#### Task statement:
Exact repetition is required: output every record in full.

## begin Data provided

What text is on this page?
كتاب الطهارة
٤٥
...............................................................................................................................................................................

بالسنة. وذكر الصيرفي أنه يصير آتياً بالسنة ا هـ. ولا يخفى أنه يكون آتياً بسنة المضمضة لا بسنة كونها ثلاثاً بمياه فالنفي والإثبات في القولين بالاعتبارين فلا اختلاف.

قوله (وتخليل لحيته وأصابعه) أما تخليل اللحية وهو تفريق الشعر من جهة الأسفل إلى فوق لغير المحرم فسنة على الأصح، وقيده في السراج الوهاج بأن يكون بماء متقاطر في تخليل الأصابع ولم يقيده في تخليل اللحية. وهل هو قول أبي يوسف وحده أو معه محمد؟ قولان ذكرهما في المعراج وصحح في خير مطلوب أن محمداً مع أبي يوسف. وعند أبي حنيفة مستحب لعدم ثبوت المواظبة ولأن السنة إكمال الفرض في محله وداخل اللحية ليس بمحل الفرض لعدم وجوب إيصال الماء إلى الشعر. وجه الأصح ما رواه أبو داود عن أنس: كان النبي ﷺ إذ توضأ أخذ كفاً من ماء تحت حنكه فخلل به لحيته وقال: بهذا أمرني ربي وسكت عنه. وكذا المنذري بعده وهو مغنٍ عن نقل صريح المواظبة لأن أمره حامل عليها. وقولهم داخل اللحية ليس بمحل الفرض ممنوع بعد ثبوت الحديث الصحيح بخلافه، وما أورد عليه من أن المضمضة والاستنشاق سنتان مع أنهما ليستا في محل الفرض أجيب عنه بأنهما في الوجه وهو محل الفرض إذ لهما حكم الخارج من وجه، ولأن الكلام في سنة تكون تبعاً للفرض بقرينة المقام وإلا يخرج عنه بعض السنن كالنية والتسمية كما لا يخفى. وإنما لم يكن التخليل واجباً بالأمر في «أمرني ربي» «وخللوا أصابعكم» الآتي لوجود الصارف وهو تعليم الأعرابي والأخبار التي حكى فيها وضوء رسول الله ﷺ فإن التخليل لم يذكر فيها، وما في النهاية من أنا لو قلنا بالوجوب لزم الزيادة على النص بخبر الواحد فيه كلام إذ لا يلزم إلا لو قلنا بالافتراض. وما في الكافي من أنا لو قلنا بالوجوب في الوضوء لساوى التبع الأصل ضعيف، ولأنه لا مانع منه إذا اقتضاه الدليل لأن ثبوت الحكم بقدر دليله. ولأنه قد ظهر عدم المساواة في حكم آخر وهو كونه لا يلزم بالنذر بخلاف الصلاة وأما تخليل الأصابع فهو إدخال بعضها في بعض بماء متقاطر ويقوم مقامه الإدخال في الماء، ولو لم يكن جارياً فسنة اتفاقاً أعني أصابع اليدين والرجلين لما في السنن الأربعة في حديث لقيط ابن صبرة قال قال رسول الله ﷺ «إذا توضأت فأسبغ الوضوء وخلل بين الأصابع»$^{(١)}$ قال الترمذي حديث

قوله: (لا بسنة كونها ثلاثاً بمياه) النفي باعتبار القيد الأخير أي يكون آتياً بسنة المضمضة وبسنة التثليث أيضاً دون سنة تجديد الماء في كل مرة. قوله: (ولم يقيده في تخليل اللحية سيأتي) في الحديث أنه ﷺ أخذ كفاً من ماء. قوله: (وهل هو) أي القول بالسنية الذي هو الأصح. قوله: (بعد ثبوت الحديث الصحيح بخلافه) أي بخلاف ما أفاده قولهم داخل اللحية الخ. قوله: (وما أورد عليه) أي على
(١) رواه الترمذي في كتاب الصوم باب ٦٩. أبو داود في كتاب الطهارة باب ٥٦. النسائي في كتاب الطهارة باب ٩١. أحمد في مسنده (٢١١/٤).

## end Data provided

#### Completed task:
What text is on this page?
كتاب الطهارة
٤٥
...............................................................................................................................................................................

بالسنة. وذكر الصيرفي أنه يصير آتياً بالسنة ا هـ. ولا يخفى أنه يكون آتياً بسنة المضمضة لا بسنة كونها ثلاثاً بمياه فالنفي والإثبات في القولين بالاعتبارين فلا اختلاف.

قوله (وتخليل لحيته وأصابعه) أما تخليل اللحية وهو تفريق الشعر من جهة الأسفل إلى فوق لغير المحرم فسنة على الأصح، وقيده في السراج الوهاج بأن يكون بماء متقاطر في تخليل الأصابع ولم يقيده في تخليل اللحية. وهل هو قول أبي يوسف وحده أو معه محمد؟ قولان ذكرهما في المعراج وصحح في خير مطلوب أن محمداً مع أبي يوسف. وعند أبي حنيفة مستحب لعدم ثبوت المواظبة ولأن السنة إكمال الفرض في محله وداخل اللحية ليس بمحل الفرض لعدم وجوب إيصال الماء إلى الشعر. وجه الأصح ما رواه أبو داود عن أنس: كان النبي ﷺ إذ توضأ أخذ كفاً من ماء تحت حنكه فخلل به لحيته وقال: بهذا أمرني ربي وسكت عنه. وكذا المنذري بعده وهو مغنٍ عن نقل صريح المواظبة لأن أمره حامل عليها. وقولهم داخل اللحية ليس بمحل الفرض ممنوع بعد ثبوت الحديث الصحيح بخلافه، وما أورد عليه من أن المضمضة والاستنشاق سنتان مع أنهما ليستا في محل الفرض أجيب عنه بأنهما في الوجه وهو محل الفرض إذ لهما حكم الخارج من وجه، ولأن الكلام في سنة تكون تبعاً للفرض بقرينة المقام وإلا يخرج عنه بعض السنن كالنية والتسمية كما لا يخفى. وإنما لم يكن التخليل واجباً بالأمر في «أمرني ربي» «وخللوا أصابعكم» الآتي لوجود الصارف وهو تعليم الأعرابي والأخبار التي حكى فيها وضوء رسول الله ﷺ فإن التخليل لم يذكر فيها، وما في النهاية من أنا لو قلنا بالوجوب لزم الزيادة على النص بخبر الواحد فيه كلام إذ لا يلزم إلا لو قلنا بالافتراض. وما في الكافي من أنا لو قلنا بالوجوب في الوضوء لساوى التبع الأصل ضعيف، ولأنه لا مانع منه إذا اقتضاه الدليل لأن ثبوت الحكم بقدر دليله. ولأنه قد ظهر عدم المساواة في حكم آخر وهو كونه لا يلزم بالنذر بخلاف الصلاة وأما تخليل الأصابع فهو إدخال بعضها في بعض بماء متقاطر ويقوم مقامه الإدخال في الماء، ولو لم يكن جارياً فسنة اتفاقاً أعني أصابع اليدين والرجلين لما في السنن الأربعة في حديث لقيط ابن صبرة قال قال رسول الله ﷺ «إذا توضأت فأسبغ الوضوء وخلل بين الأصابع»$^{(١)}$ قال الترمذي حديث

قوله: (لا بسنة كونها ثلاثاً بمياه) النفي باعتبار القيد الأخير أي يكون آتياً بسنة المضمضة وبسنة التثليث أيضاً دون سنة تجديد الماء في كل مرة. قوله: (ولم يقيده في تخليل اللحية سيأتي) في الحديث أنه ﷺ أخذ كفاً من ماء. قوله: (وهل هو) أي القول بالسنية الذي هو الأصح. قوله: (بعد ثبوت الحديث الصحيح بخلافه) أي بخلاف ما أفاده قولهم داخل اللحية الخ. قوله: (وما أورد عليه) أي على
(١) رواه الترمذي في كتاب الصوم باب ٦٩. أبو داود في كتاب الطهارة باب ٥٦. النسائي في كتاب الطهارة باب ٩١. أحمد في مسنده (٢١١/٤).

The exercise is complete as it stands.